(Extracted data entries)
+---+
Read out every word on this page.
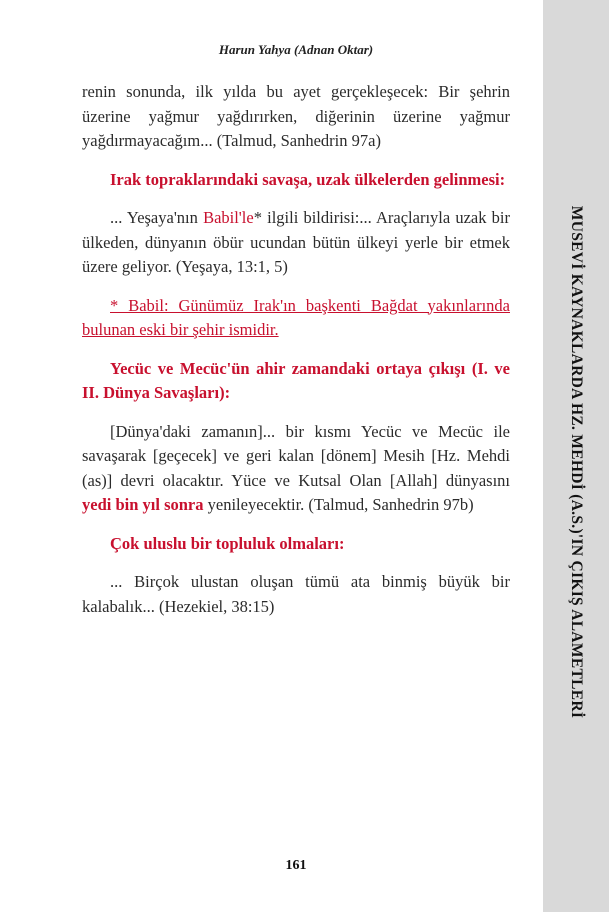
Harun Yahya (Adnan Oktar)

renin sonunda, ilk yılda bu ayet gerçekleşecek: Bir şehrin üzerine yağmur yağdırırken, diğerinin üzerine yağmur yağdırmayacağım... (Talmud, Sanhedrin 97a)

Irak topraklarındaki savaşa, uzak ülkelerden gelinmesi:

... Yeşaya'nın Babil'le* ilgili bildirisi:... Araçlarıyla uzak bir ülkeden, dünyanın öbür ucundan bütün ülkeyi yerle bir etmek üzere geliyor. (Yeşaya, 13:1, 5)

* Babil: Günümüz Irak'ın başkenti Bağdat yakınlarında bulunan eski bir şehir ismidir.

Yecüc ve Mecüc'ün ahir zamandaki ortaya çıkışı (I. ve II. Dünya Savaşları):

[Dünya'daki zamanın]... bir kısmı Yecüc ve Mecüc ile savaşarak [geçecek] ve geri kalan [dönem] Mesih [Hz. Mehdi (as)] devri olacaktır. Yüce ve Kutsal Olan [Allah] dünyasını yedi bin yıl sonra yenileyecektir. (Talmud, Sanhedrin 97b)

Çok uluslu bir topluluk olmaları:

... Birçok ulustan oluşan tümü ata binmiş büyük bir kalabalık... (Hezekiel, 38:15)	MUSEVİ KAYNAKLARDA HZ. MEHDİ (A.S.)'IN ÇIKIŞ ALAMETLERİ
161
+---+
Stated problem ->
Without including any pictures, print all of the material exactly as given.

Result of this task ->
Read out every word on this page.
Harun Yahya (Adnan Oktar)

renin sonunda, ilk yılda bu ayet gerçekleşecek: Bir şehrin üzerine yağmur yağdırırken, diğerinin üzerine yağmur yağdırmayacağım... (Talmud, Sanhedrin 97a)

Irak topraklarındaki savaşa, uzak ülkelerden gelinmesi:

... Yeşaya'nın Babil'le* ilgili bildirisi:... Araçlarıyla uzak bir ülkeden, dünyanın öbür ucundan bütün ülkeyi yerle bir etmek üzere geliyor. (Yeşaya, 13:1, 5)

* Babil: Günümüz Irak'ın başkenti Bağdat yakınlarında bulunan eski bir şehir ismidir.

Yecüc ve Mecüc'ün ahir zamandaki ortaya çıkışı (I. ve II. Dünya Savaşları):

[Dünya'daki zamanın]... bir kısmı Yecüc ve Mecüc ile savaşarak [geçecek] ve geri kalan [dönem] Mesih [Hz. Mehdi (as)] devri olacaktır. Yüce ve Kutsal Olan [Allah] dünyasını yedi bin yıl sonra yenileyecektir. (Talmud, Sanhedrin 97b)

Çok uluslu bir topluluk olmaları:

... Birçok ulustan oluşan tümü ata binmiş büyük bir kalabalık... (Hezekiel, 38:15)	MUSEVİ KAYNAKLARDA HZ. MEHDİ (A.S.)'IN ÇIKIŞ ALAMETLERİ
161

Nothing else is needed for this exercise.